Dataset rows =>
_ _ _
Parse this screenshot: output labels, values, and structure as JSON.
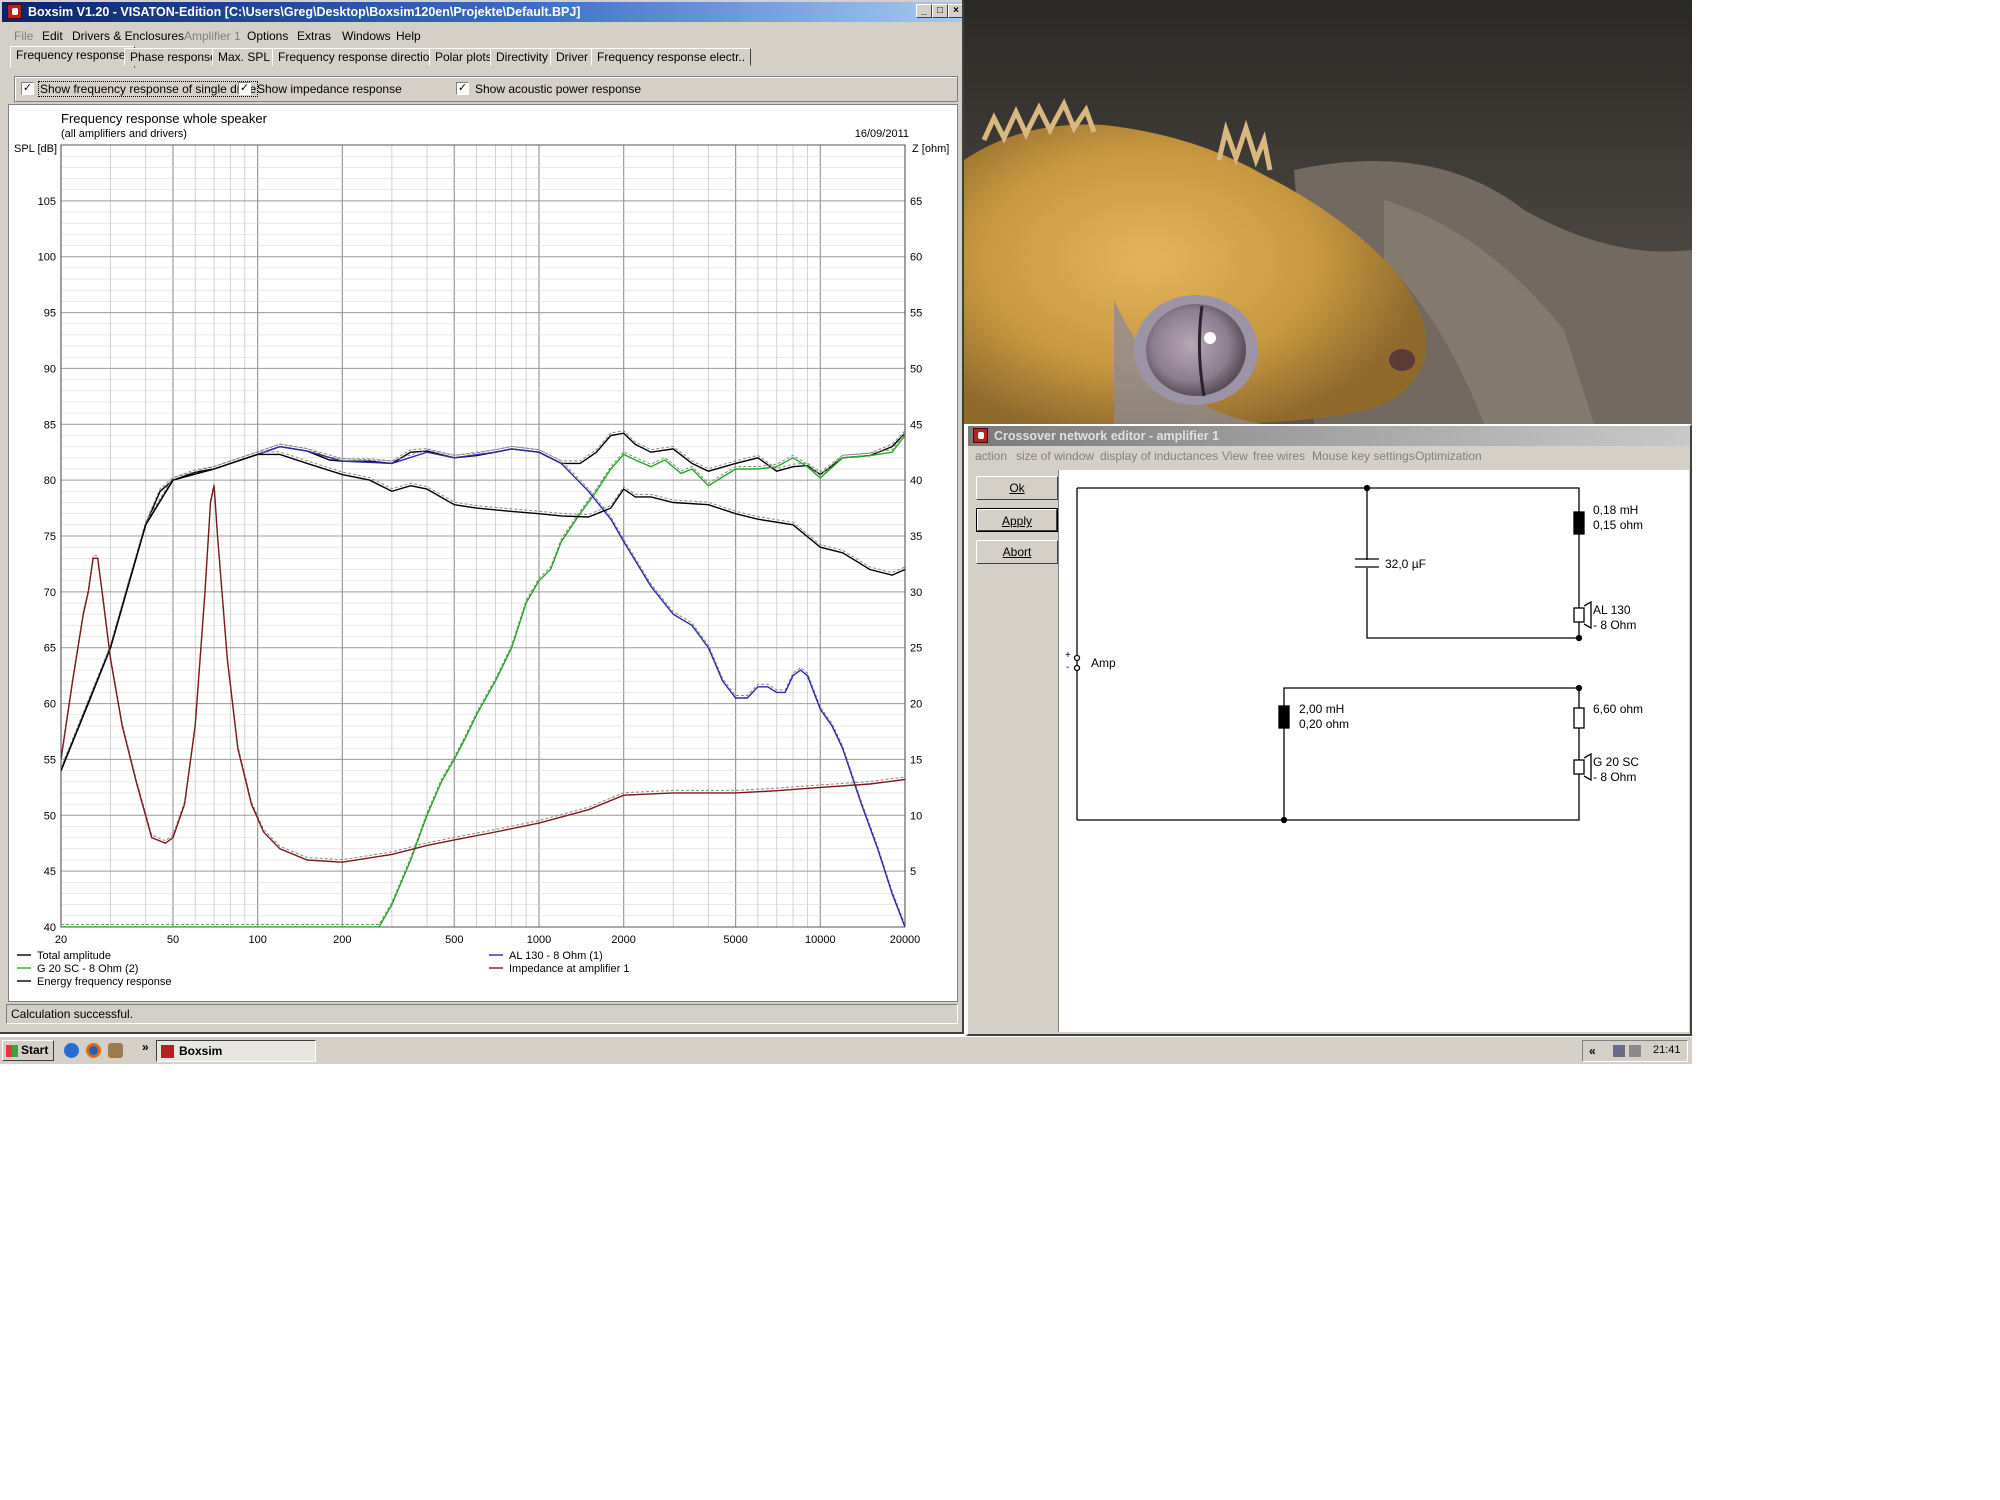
{
  "boxsim": {
    "title": "Boxsim V1.20 - VISATON-Edition [C:\\Users\\Greg\\Desktop\\Boxsim120en\\Projekte\\Default.BPJ]",
    "menu": [
      "File",
      "Edit",
      "Drivers & Enclosures",
      "Amplifier 1",
      "Options",
      "Extras",
      "Windows",
      "Help"
    ],
    "tabs": [
      "Frequency response.",
      "Phase response",
      "Max. SPL",
      "Frequency response directions",
      "Polar plots",
      "Directivity",
      "Driver",
      "Frequency response electr.."
    ],
    "options": {
      "single_drivers": "Show frequency response of single drive",
      "impedance": "Show impedance response",
      "acoustic_power": "Show acoustic power response"
    },
    "status": "Calculation successful."
  },
  "chart_data": {
    "type": "line",
    "title": "Frequency response whole speaker",
    "subtitle": "(all amplifiers and drivers)",
    "date": "16/09/2011",
    "ylabel": "SPL [dB]",
    "y2label": "Z [ohm]",
    "xscale": "log",
    "xlim": [
      20,
      20000
    ],
    "ylim": [
      40,
      110
    ],
    "y2lim": [
      0,
      70
    ],
    "grid": true,
    "legend_position": "bottom",
    "x_ticks": [
      20,
      50,
      100,
      200,
      500,
      1000,
      2000,
      5000,
      10000,
      20000
    ],
    "y_ticks": [
      40,
      45,
      50,
      55,
      60,
      65,
      70,
      75,
      80,
      85,
      90,
      95,
      100,
      105
    ],
    "y2_ticks": [
      5,
      10,
      15,
      20,
      25,
      30,
      35,
      40,
      45,
      50,
      55,
      60,
      65
    ],
    "series": [
      {
        "name": "Total amplitude",
        "color": "#000000",
        "points": [
          [
            20,
            54
          ],
          [
            25,
            60
          ],
          [
            30,
            65
          ],
          [
            35,
            71
          ],
          [
            40,
            76
          ],
          [
            45,
            79
          ],
          [
            50,
            80
          ],
          [
            60,
            80.7
          ],
          [
            70,
            81
          ],
          [
            80,
            81.5
          ],
          [
            100,
            82.3
          ],
          [
            120,
            83
          ],
          [
            150,
            82.6
          ],
          [
            180,
            81.8
          ],
          [
            200,
            81.7
          ],
          [
            250,
            81.7
          ],
          [
            300,
            81.5
          ],
          [
            350,
            82.5
          ],
          [
            400,
            82.6
          ],
          [
            500,
            82
          ],
          [
            600,
            82.2
          ],
          [
            700,
            82.5
          ],
          [
            800,
            82.8
          ],
          [
            1000,
            82.5
          ],
          [
            1200,
            81.5
          ],
          [
            1400,
            81.5
          ],
          [
            1600,
            82.5
          ],
          [
            1800,
            84
          ],
          [
            2000,
            84.2
          ],
          [
            2200,
            83.2
          ],
          [
            2500,
            82.5
          ],
          [
            3000,
            82.8
          ],
          [
            3500,
            81.5
          ],
          [
            4000,
            80.8
          ],
          [
            5000,
            81.5
          ],
          [
            6000,
            82
          ],
          [
            7000,
            80.8
          ],
          [
            8000,
            81.2
          ],
          [
            9000,
            81.3
          ],
          [
            10000,
            80.5
          ],
          [
            12000,
            82
          ],
          [
            15000,
            82.2
          ],
          [
            18000,
            83
          ],
          [
            20000,
            84.2
          ]
        ]
      },
      {
        "name": "G 20 SC - 8 Ohm (2)",
        "color": "#22aa22",
        "points": [
          [
            20,
            40
          ],
          [
            100,
            40
          ],
          [
            200,
            40
          ],
          [
            270,
            40
          ],
          [
            300,
            42
          ],
          [
            350,
            46
          ],
          [
            400,
            50
          ],
          [
            450,
            53
          ],
          [
            500,
            55
          ],
          [
            550,
            57
          ],
          [
            600,
            59
          ],
          [
            700,
            62
          ],
          [
            800,
            65
          ],
          [
            900,
            69
          ],
          [
            1000,
            71
          ],
          [
            1100,
            72
          ],
          [
            1200,
            74.5
          ],
          [
            1400,
            77
          ],
          [
            1600,
            79
          ],
          [
            1800,
            81
          ],
          [
            2000,
            82.3
          ],
          [
            2200,
            81.8
          ],
          [
            2500,
            81.2
          ],
          [
            2800,
            81.8
          ],
          [
            3200,
            80.6
          ],
          [
            3500,
            81
          ],
          [
            4000,
            79.5
          ],
          [
            5000,
            81
          ],
          [
            6000,
            81
          ],
          [
            7000,
            81.2
          ],
          [
            8000,
            82
          ],
          [
            9000,
            81.2
          ],
          [
            10000,
            80.2
          ],
          [
            12000,
            82
          ],
          [
            15000,
            82.2
          ],
          [
            18000,
            82.5
          ],
          [
            20000,
            84
          ]
        ]
      },
      {
        "name": "AL 130 - 8 Ohm (1)",
        "color": "#2a2aaa",
        "points": [
          [
            20,
            54
          ],
          [
            30,
            65
          ],
          [
            40,
            76
          ],
          [
            50,
            80
          ],
          [
            70,
            81
          ],
          [
            100,
            82.3
          ],
          [
            120,
            83
          ],
          [
            150,
            82.6
          ],
          [
            200,
            81.7
          ],
          [
            300,
            81.5
          ],
          [
            400,
            82.5
          ],
          [
            500,
            82
          ],
          [
            700,
            82.5
          ],
          [
            800,
            82.8
          ],
          [
            1000,
            82.5
          ],
          [
            1200,
            81.5
          ],
          [
            1500,
            79
          ],
          [
            1800,
            76.5
          ],
          [
            2000,
            74.5
          ],
          [
            2500,
            70.5
          ],
          [
            3000,
            68
          ],
          [
            3500,
            67
          ],
          [
            4000,
            65
          ],
          [
            4500,
            62
          ],
          [
            5000,
            60.5
          ],
          [
            5500,
            60.5
          ],
          [
            6000,
            61.5
          ],
          [
            6500,
            61.5
          ],
          [
            7000,
            61
          ],
          [
            7500,
            61
          ],
          [
            8000,
            62.5
          ],
          [
            8500,
            63
          ],
          [
            9000,
            62.5
          ],
          [
            10000,
            59.5
          ],
          [
            11000,
            58
          ],
          [
            12000,
            56
          ],
          [
            14000,
            51
          ],
          [
            16000,
            47
          ],
          [
            18000,
            43
          ],
          [
            20000,
            40
          ]
        ]
      },
      {
        "name": "Energy frequency response",
        "color": "#000000",
        "points": [
          [
            20,
            54
          ],
          [
            30,
            65
          ],
          [
            40,
            76
          ],
          [
            50,
            80
          ],
          [
            70,
            81
          ],
          [
            100,
            82.3
          ],
          [
            120,
            82.3
          ],
          [
            150,
            81.5
          ],
          [
            200,
            80.5
          ],
          [
            250,
            80
          ],
          [
            300,
            79
          ],
          [
            350,
            79.5
          ],
          [
            400,
            79.2
          ],
          [
            500,
            77.8
          ],
          [
            600,
            77.5
          ],
          [
            800,
            77.2
          ],
          [
            1000,
            77
          ],
          [
            1200,
            76.8
          ],
          [
            1500,
            76.7
          ],
          [
            1800,
            77.5
          ],
          [
            2000,
            79.2
          ],
          [
            2200,
            78.5
          ],
          [
            2500,
            78.5
          ],
          [
            3000,
            78
          ],
          [
            4000,
            77.8
          ],
          [
            5000,
            77
          ],
          [
            6000,
            76.5
          ],
          [
            8000,
            76
          ],
          [
            10000,
            74
          ],
          [
            12000,
            73.5
          ],
          [
            15000,
            72
          ],
          [
            18000,
            71.5
          ],
          [
            20000,
            72
          ]
        ]
      },
      {
        "name": "Impedance at amplifier 1",
        "color": "#7a1a1a",
        "axis": "right",
        "points": [
          [
            20,
            15
          ],
          [
            22,
            22
          ],
          [
            24,
            28
          ],
          [
            25,
            30
          ],
          [
            26,
            33
          ],
          [
            27,
            33
          ],
          [
            28,
            30
          ],
          [
            30,
            24
          ],
          [
            33,
            18
          ],
          [
            37,
            13
          ],
          [
            42,
            8
          ],
          [
            47,
            7.5
          ],
          [
            50,
            8
          ],
          [
            55,
            11
          ],
          [
            60,
            18
          ],
          [
            65,
            30
          ],
          [
            68,
            38
          ],
          [
            70,
            39.5
          ],
          [
            72,
            35
          ],
          [
            78,
            24
          ],
          [
            85,
            16
          ],
          [
            95,
            11
          ],
          [
            105,
            8.5
          ],
          [
            120,
            7
          ],
          [
            150,
            6
          ],
          [
            200,
            5.8
          ],
          [
            300,
            6.5
          ],
          [
            400,
            7.3
          ],
          [
            500,
            7.8
          ],
          [
            700,
            8.5
          ],
          [
            1000,
            9.3
          ],
          [
            1500,
            10.5
          ],
          [
            2000,
            11.8
          ],
          [
            3000,
            12
          ],
          [
            5000,
            12
          ],
          [
            7000,
            12.2
          ],
          [
            10000,
            12.5
          ],
          [
            15000,
            12.8
          ],
          [
            20000,
            13.2
          ]
        ]
      }
    ]
  },
  "photo": {
    "subject": "crested gecko close-up"
  },
  "crossover": {
    "title": "Crossover network editor - amplifier 1",
    "menu": [
      "action",
      "size of window",
      "display of inductances",
      "View",
      "free wires",
      "Mouse key settings",
      "Optimization"
    ],
    "buttons": [
      "Ok",
      "Apply",
      "Abort"
    ],
    "labels": {
      "amp": "Amp",
      "cap": "32,0 µF",
      "l1a": "0,18 mH",
      "l1b": "0,15 ohm",
      "d1a": "AL 130",
      "d1b": "- 8 Ohm",
      "l2a": "2,00 mH",
      "l2b": "0,20 ohm",
      "r1": "6,60 ohm",
      "d2a": "G 20 SC",
      "d2b": "- 8 Ohm",
      "plus": "+",
      "minus": "-"
    }
  },
  "taskbar": {
    "start": "Start",
    "task": "Boxsim",
    "time": "21:41",
    "chevron": "»",
    "tray_chevron": "«"
  }
}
_ _ _
EXERCISE DIRECTIONS =>
Make a copy of each line that contains the string "name".

REPLY =>
        "name": "Total amplitude",
        "name": "G 20 SC - 8 Ohm (2)",
        "name": "AL 130 - 8 Ohm (1)",
        "name": "Energy frequency response",
        "name": "Impedance at amplifier 1",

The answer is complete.